- What to work on -
Reproduce all records exactly.

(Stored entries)
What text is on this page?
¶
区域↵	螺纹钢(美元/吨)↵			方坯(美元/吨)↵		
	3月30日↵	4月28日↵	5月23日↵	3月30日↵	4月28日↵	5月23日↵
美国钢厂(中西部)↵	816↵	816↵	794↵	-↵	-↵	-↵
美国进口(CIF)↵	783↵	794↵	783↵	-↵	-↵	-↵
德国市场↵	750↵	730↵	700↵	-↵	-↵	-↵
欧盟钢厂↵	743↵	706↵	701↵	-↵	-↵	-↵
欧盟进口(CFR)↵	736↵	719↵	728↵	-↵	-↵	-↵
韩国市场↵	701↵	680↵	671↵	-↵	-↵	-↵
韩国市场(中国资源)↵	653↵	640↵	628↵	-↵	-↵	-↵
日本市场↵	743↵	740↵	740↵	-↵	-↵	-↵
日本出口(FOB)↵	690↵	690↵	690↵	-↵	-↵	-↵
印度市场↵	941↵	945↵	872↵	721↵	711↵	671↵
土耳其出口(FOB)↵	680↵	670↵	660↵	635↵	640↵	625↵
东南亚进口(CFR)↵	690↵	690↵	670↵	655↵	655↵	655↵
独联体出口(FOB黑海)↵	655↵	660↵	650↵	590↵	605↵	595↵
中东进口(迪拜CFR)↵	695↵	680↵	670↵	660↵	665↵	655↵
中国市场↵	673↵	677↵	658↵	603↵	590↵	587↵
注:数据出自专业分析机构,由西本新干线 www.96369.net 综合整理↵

- Written response -
What text is on this page?
¶
区域↵	螺纹钢(美元/吨)↵			方坯(美元/吨)↵		
	3月30日↵	4月28日↵	5月23日↵	3月30日↵	4月28日↵	5月23日↵
美国钢厂(中西部)↵	816↵	816↵	794↵	-↵	-↵	-↵
美国进口(CIF)↵	783↵	794↵	783↵	-↵	-↵	-↵
德国市场↵	750↵	730↵	700↵	-↵	-↵	-↵
欧盟钢厂↵	743↵	706↵	701↵	-↵	-↵	-↵
欧盟进口(CFR)↵	736↵	719↵	728↵	-↵	-↵	-↵
韩国市场↵	701↵	680↵	671↵	-↵	-↵	-↵
韩国市场(中国资源)↵	653↵	640↵	628↵	-↵	-↵	-↵
日本市场↵	743↵	740↵	740↵	-↵	-↵	-↵
日本出口(FOB)↵	690↵	690↵	690↵	-↵	-↵	-↵
印度市场↵	941↵	945↵	872↵	721↵	711↵	671↵
土耳其出口(FOB)↵	680↵	670↵	660↵	635↵	640↵	625↵
东南亚进口(CFR)↵	690↵	690↵	670↵	655↵	655↵	655↵
独联体出口(FOB黑海)↵	655↵	660↵	650↵	590↵	605↵	595↵
中东进口(迪拜CFR)↵	695↵	680↵	670↵	660↵	665↵	655↵
中国市场↵	673↵	677↵	658↵	603↵	590↵	587↵
注:数据出自专业分析机构,由西本新干线 www.96369.net 综合整理↵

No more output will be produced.